* _YOUR INSTRUCTIONS_
Images are not part of the copy; write out the rest of the data exactly as given.

* _EXTRACTED INFORMATION_
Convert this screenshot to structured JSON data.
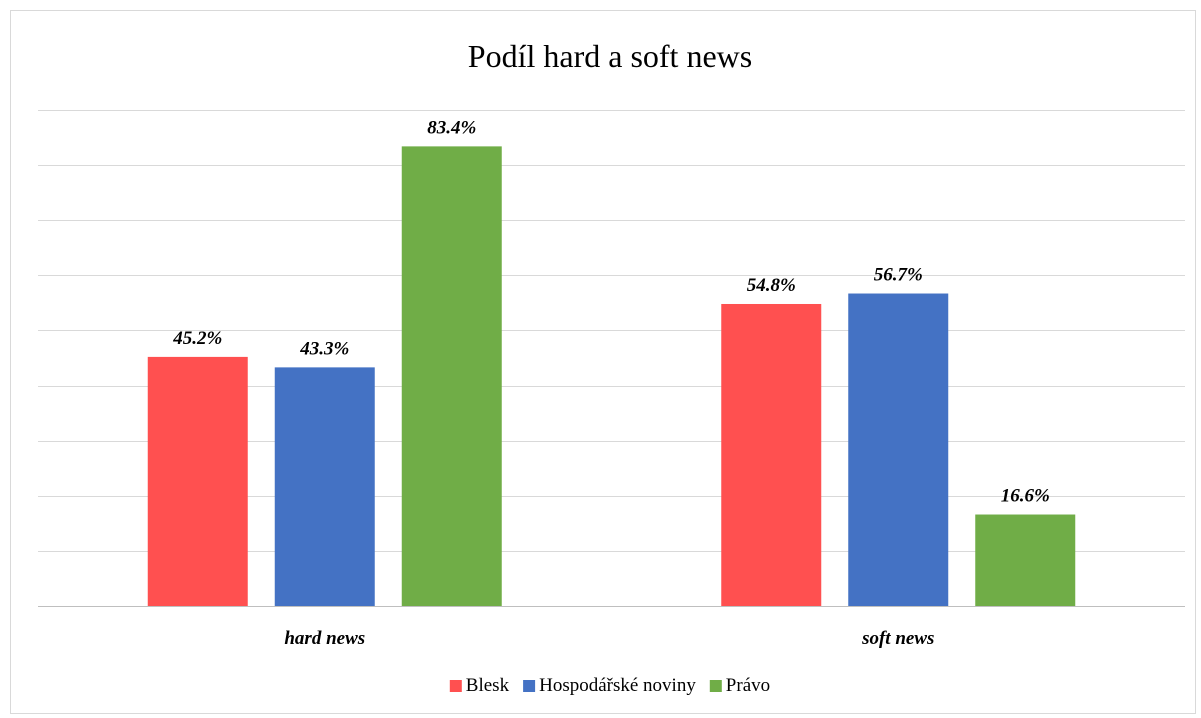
{
  "chart_data": {
    "type": "bar",
    "title": "Podíl hard a soft news",
    "categories": [
      "hard news",
      "soft news"
    ],
    "series": [
      {
        "name": "Blesk",
        "color": "#ff5050",
        "values": [
          45.2,
          54.8
        ],
        "labels": [
          "45.2%",
          "54.8%"
        ]
      },
      {
        "name": "Hospodářské noviny",
        "color": "#4472c4",
        "values": [
          43.3,
          56.7
        ],
        "labels": [
          "43.3%",
          "56.7%"
        ]
      },
      {
        "name": "Právo",
        "color": "#70ad47",
        "values": [
          83.4,
          16.6
        ],
        "labels": [
          "83.4%",
          "16.6%"
        ]
      }
    ],
    "ylim": [
      0,
      90
    ],
    "grid_step": 10,
    "grid": true,
    "legend_position": "bottom",
    "xlabel": "",
    "ylabel": ""
  }
}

* _PROBLEM SOLUTION_
Convert this screenshot to structured JSON data.
{
  "chart_data": {
    "type": "bar",
    "title": "Podíl hard a soft news",
    "categories": [
      "hard news",
      "soft news"
    ],
    "series": [
      {
        "name": "Blesk",
        "color": "#ff5050",
        "values": [
          45.2,
          54.8
        ],
        "labels": [
          "45.2%",
          "54.8%"
        ]
      },
      {
        "name": "Hospodářské noviny",
        "color": "#4472c4",
        "values": [
          43.3,
          56.7
        ],
        "labels": [
          "43.3%",
          "56.7%"
        ]
      },
      {
        "name": "Právo",
        "color": "#70ad47",
        "values": [
          83.4,
          16.6
        ],
        "labels": [
          "83.4%",
          "16.6%"
        ]
      }
    ],
    "ylim": [
      0,
      90
    ],
    "grid_step": 10,
    "grid": true,
    "legend_position": "bottom",
    "xlabel": "",
    "ylabel": ""
  }
}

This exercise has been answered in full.